Objective:
Your task is to output the data exactly as it stands.

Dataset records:
————————
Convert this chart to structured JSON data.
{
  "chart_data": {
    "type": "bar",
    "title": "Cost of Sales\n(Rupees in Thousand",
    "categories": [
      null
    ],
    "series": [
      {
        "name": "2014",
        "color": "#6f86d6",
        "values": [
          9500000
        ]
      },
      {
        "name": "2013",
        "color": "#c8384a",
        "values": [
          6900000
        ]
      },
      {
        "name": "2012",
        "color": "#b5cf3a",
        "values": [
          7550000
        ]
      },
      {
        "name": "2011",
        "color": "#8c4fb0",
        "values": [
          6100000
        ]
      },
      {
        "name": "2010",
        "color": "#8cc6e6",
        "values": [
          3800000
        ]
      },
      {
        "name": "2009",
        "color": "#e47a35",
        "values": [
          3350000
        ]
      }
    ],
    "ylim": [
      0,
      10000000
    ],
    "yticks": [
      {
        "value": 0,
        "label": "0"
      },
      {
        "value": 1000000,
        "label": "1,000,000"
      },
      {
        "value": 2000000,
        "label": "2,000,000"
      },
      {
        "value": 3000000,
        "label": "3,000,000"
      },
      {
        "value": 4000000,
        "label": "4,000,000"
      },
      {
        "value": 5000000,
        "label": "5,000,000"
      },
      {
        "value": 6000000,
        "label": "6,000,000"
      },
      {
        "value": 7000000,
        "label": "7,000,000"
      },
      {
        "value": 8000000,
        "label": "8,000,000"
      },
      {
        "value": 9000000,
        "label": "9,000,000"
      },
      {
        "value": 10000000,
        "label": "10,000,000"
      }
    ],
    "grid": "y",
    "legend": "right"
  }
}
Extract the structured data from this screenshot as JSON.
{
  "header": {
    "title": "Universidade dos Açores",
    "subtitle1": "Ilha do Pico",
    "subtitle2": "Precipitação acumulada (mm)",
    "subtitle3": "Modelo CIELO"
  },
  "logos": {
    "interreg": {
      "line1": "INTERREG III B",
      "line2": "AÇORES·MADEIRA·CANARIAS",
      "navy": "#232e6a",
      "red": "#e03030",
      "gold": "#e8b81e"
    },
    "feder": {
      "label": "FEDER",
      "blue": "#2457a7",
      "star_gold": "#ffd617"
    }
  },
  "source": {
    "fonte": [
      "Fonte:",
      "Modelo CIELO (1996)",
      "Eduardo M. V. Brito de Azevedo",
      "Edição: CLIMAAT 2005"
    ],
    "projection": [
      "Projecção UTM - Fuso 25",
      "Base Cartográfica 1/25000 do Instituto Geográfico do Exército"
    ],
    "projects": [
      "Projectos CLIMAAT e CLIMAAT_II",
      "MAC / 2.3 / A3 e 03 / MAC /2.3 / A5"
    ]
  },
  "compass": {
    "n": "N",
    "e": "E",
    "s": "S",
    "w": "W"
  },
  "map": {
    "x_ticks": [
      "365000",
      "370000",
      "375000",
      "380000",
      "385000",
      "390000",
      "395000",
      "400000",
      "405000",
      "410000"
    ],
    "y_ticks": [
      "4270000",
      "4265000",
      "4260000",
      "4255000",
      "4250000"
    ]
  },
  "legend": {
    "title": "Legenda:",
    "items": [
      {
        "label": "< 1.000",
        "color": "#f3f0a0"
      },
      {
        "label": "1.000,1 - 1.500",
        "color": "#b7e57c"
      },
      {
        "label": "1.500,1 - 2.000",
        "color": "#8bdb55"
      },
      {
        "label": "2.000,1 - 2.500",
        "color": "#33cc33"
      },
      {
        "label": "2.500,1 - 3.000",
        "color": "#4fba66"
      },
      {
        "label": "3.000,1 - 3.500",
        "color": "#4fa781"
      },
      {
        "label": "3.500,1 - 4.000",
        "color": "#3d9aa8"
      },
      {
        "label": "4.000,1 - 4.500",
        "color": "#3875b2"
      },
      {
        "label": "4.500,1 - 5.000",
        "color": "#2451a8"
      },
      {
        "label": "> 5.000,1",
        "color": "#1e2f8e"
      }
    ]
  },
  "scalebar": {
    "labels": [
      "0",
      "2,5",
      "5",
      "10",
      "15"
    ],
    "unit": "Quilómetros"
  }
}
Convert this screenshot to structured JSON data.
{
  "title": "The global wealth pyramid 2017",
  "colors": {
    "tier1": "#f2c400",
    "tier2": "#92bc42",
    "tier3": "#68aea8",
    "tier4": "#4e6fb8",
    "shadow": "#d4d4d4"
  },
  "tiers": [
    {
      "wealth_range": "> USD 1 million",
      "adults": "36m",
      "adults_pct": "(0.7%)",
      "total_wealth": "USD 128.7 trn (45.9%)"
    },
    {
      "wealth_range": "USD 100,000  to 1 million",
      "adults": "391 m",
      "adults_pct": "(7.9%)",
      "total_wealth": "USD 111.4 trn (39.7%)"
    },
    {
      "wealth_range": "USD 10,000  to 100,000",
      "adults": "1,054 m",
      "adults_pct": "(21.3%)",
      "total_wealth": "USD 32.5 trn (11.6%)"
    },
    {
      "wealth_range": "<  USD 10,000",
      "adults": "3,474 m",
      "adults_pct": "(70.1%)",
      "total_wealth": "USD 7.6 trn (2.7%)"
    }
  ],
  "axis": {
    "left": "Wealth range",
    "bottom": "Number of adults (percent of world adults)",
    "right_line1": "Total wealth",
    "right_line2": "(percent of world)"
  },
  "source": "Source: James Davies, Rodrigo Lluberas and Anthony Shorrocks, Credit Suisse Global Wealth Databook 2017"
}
————————
Expected answer:
Convert this chart to structured JSON data.
{
  "chart_data": {
    "type": "bar",
    "title": "Cost of Sales\n(Rupees in Thousand",
    "categories": [
      null
    ],
    "series": [
      {
        "name": "2014",
        "color": "#6f86d6",
        "values": [
          9500000
        ]
      },
      {
        "name": "2013",
        "color": "#c8384a",
        "values": [
          6900000
        ]
      },
      {
        "name": "2012",
        "color": "#b5cf3a",
        "values": [
          7550000
        ]
      },
      {
        "name": "2011",
        "color": "#8c4fb0",
        "values": [
          6100000
        ]
      },
      {
        "name": "2010",
        "color": "#8cc6e6",
        "values": [
          3800000
        ]
      },
      {
        "name": "2009",
        "color": "#e47a35",
        "values": [
          3350000
        ]
      }
    ],
    "ylim": [
      0,
      10000000
    ],
    "yticks": [
      {
        "value": 0,
        "label": "0"
      },
      {
        "value": 1000000,
        "label": "1,000,000"
      },
      {
        "value": 2000000,
        "label": "2,000,000"
      },
      {
        "value": 3000000,
        "label": "3,000,000"
      },
      {
        "value": 4000000,
        "label": "4,000,000"
      },
      {
        "value": 5000000,
        "label": "5,000,000"
      },
      {
        "value": 6000000,
        "label": "6,000,000"
      },
      {
        "value": 7000000,
        "label": "7,000,000"
      },
      {
        "value": 8000000,
        "label": "8,000,000"
      },
      {
        "value": 9000000,
        "label": "9,000,000"
      },
      {
        "value": 10000000,
        "label": "10,000,000"
      }
    ],
    "grid": "y",
    "legend": "right"
  }
}
Extract the structured data from this screenshot as JSON.
{
  "header": {
    "title": "Universidade dos Açores",
    "subtitle1": "Ilha do Pico",
    "subtitle2": "Precipitação acumulada (mm)",
    "subtitle3": "Modelo CIELO"
  },
  "logos": {
    "interreg": {
      "line1": "INTERREG III B",
      "line2": "AÇORES·MADEIRA·CANARIAS",
      "navy": "#232e6a",
      "red": "#e03030",
      "gold": "#e8b81e"
    },
    "feder": {
      "label": "FEDER",
      "blue": "#2457a7",
      "star_gold": "#ffd617"
    }
  },
  "source": {
    "fonte": [
      "Fonte:",
      "Modelo CIELO (1996)",
      "Eduardo M. V. Brito de Azevedo",
      "Edição: CLIMAAT 2005"
    ],
    "projection": [
      "Projecção UTM - Fuso 25",
      "Base Cartográfica 1/25000 do Instituto Geográfico do Exército"
    ],
    "projects": [
      "Projectos CLIMAAT e CLIMAAT_II",
      "MAC / 2.3 / A3 e 03 / MAC /2.3 / A5"
    ]
  },
  "compass": {
    "n": "N",
    "e": "E",
    "s": "S",
    "w": "W"
  },
  "map": {
    "x_ticks": [
      "365000",
      "370000",
      "375000",
      "380000",
      "385000",
      "390000",
      "395000",
      "400000",
      "405000",
      "410000"
    ],
    "y_ticks": [
      "4270000",
      "4265000",
      "4260000",
      "4255000",
      "4250000"
    ]
  },
  "legend": {
    "title": "Legenda:",
    "items": [
      {
        "label": "< 1.000",
        "color": "#f3f0a0"
      },
      {
        "label": "1.000,1 - 1.500",
        "color": "#b7e57c"
      },
      {
        "label": "1.500,1 - 2.000",
        "color": "#8bdb55"
      },
      {
        "label": "2.000,1 - 2.500",
        "color": "#33cc33"
      },
      {
        "label": "2.500,1 - 3.000",
        "color": "#4fba66"
      },
      {
        "label": "3.000,1 - 3.500",
        "color": "#4fa781"
      },
      {
        "label": "3.500,1 - 4.000",
        "color": "#3d9aa8"
      },
      {
        "label": "4.000,1 - 4.500",
        "color": "#3875b2"
      },
      {
        "label": "4.500,1 - 5.000",
        "color": "#2451a8"
      },
      {
        "label": "> 5.000,1",
        "color": "#1e2f8e"
      }
    ]
  },
  "scalebar": {
    "labels": [
      "0",
      "2,5",
      "5",
      "10",
      "15"
    ],
    "unit": "Quilómetros"
  }
}
Convert this screenshot to structured JSON data.
{
  "title": "The global wealth pyramid 2017",
  "colors": {
    "tier1": "#f2c400",
    "tier2": "#92bc42",
    "tier3": "#68aea8",
    "tier4": "#4e6fb8",
    "shadow": "#d4d4d4"
  },
  "tiers": [
    {
      "wealth_range": "> USD 1 million",
      "adults": "36m",
      "adults_pct": "(0.7%)",
      "total_wealth": "USD 128.7 trn (45.9%)"
    },
    {
      "wealth_range": "USD 100,000  to 1 million",
      "adults": "391 m",
      "adults_pct": "(7.9%)",
      "total_wealth": "USD 111.4 trn (39.7%)"
    },
    {
      "wealth_range": "USD 10,000  to 100,000",
      "adults": "1,054 m",
      "adults_pct": "(21.3%)",
      "total_wealth": "USD 32.5 trn (11.6%)"
    },
    {
      "wealth_range": "<  USD 10,000",
      "adults": "3,474 m",
      "adults_pct": "(70.1%)",
      "total_wealth": "USD 7.6 trn (2.7%)"
    }
  ],
  "axis": {
    "left": "Wealth range",
    "bottom": "Number of adults (percent of world adults)",
    "right_line1": "Total wealth",
    "right_line2": "(percent of world)"
  },
  "source": "Source: James Davies, Rodrigo Lluberas and Anthony Shorrocks, Credit Suisse Global Wealth Databook 2017"
}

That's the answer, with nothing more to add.